Document excerpt:
┌──

As mentioned on a number of previous occasions, I have always been a keen follower of gold stocks – ever since I started my investment career as a mining analyst more than 25 year ago.
I posted a short article two weeks ago, suggesting one should keep a close eye on the relative strength of the miners versus the metal as stocks often lead bullion. Since then the Market Vectors Gold Miners ETF (GDX) and the Market Vectors Junior Gold Miners ETF (GDXJ) have broken through overhead resistance on strong volume and marched on to new highs for 2010, emerging as new market leaders.
Source: StockCharts.com
The chart below has been constructed by dividing the Market Vectors Gold Miners ETF (GDX) by the streetTRACKS Gold Trust (GLD). A rising trendline indicates outperformance by gold stocks against bullion, whereas a declining line shows the metal having the upper hand. After a period of underperformance until October 2008, the miners outperformed bullion for about 12 months before drifting lower until January this year. The curve for mining stocks then turned upwards and led the metal higher. This is a very positive sign for gold stocks.
Source: StockCharts.com
In addition to the nascent outperformance by gold stocks, the Gold Miners Bullish Percent Index shows 71% of the 32 stocks in the Gold Miners Index are now in point and figure uptrends. While it is a positive sign for a group when the majority of its stocks are in uptrends, readings of more than 70% indicate the first signs of a short-term overbought situation.
Source: StockCharts.com
I remain bullish on gold bullion and gold miners (GDX and its younger brother GDXJ), but repeat my usual advice that the yellow metal and gold-related instruments should only be bought at times of pullbacks, which will invariably happen after the strong rallies of these notoriously volatile counters.

└──

Extracted entries:
┌──

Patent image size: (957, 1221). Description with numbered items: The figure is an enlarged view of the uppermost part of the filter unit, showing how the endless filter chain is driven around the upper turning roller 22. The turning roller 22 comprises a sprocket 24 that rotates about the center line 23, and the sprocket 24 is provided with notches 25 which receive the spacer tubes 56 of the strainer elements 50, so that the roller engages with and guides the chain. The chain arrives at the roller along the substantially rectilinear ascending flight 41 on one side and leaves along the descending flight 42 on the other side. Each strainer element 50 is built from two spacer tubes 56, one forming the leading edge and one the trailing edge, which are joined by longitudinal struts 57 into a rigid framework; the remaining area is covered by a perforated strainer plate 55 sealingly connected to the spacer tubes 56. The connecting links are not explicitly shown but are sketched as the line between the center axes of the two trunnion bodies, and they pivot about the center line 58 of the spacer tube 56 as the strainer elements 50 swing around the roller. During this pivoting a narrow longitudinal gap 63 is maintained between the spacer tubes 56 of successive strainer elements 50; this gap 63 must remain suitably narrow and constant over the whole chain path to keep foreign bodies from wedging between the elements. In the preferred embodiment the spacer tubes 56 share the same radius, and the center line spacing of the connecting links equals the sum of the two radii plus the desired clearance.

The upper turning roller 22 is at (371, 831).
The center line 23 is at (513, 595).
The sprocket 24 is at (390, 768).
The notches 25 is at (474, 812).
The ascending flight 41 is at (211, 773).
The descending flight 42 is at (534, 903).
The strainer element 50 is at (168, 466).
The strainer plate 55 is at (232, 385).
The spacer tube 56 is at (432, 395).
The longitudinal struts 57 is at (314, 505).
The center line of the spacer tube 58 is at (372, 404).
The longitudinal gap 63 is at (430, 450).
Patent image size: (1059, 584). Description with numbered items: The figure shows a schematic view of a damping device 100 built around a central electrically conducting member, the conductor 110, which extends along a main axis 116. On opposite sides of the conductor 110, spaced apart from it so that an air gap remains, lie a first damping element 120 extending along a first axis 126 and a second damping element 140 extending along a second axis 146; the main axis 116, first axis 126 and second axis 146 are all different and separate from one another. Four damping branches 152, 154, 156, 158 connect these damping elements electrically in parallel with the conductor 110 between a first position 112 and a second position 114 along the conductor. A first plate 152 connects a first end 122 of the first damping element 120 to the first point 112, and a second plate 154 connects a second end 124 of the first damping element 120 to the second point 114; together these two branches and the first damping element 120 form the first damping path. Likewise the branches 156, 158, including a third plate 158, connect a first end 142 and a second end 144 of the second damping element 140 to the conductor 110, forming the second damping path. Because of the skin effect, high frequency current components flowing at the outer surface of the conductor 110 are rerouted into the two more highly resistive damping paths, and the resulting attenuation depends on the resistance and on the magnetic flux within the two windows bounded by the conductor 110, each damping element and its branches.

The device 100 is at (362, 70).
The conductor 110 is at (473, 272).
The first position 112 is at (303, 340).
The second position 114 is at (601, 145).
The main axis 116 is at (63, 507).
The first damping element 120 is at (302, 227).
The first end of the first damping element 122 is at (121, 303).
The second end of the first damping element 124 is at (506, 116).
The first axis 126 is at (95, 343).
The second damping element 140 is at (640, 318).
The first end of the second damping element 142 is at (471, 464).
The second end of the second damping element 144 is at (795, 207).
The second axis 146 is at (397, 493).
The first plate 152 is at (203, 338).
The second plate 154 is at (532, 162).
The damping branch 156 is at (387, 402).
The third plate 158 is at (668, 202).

└──

Required work:
(1) Rewrite the paragraph of the gold stocks article that begins "In addition to the nascent outperformance" as a short bulleted list that keeps its main facts.
(2) According to the gold stocks article, in what role did the writer begin an investment career more than 25 years ago?
The records come from a different source than the text.

Expected results:
(1)
- Gold stocks have begun to outperform.
- The Gold Miners Bullish Percent Index shows 71% of the 32 stocks in the Gold Miners Index in point and figure uptrends.
- A majority of a group's stocks being in uptrends is a positive sign.
- Readings above 70% are the first signs of a short-term overbought situation.

(2) As a mining analyst.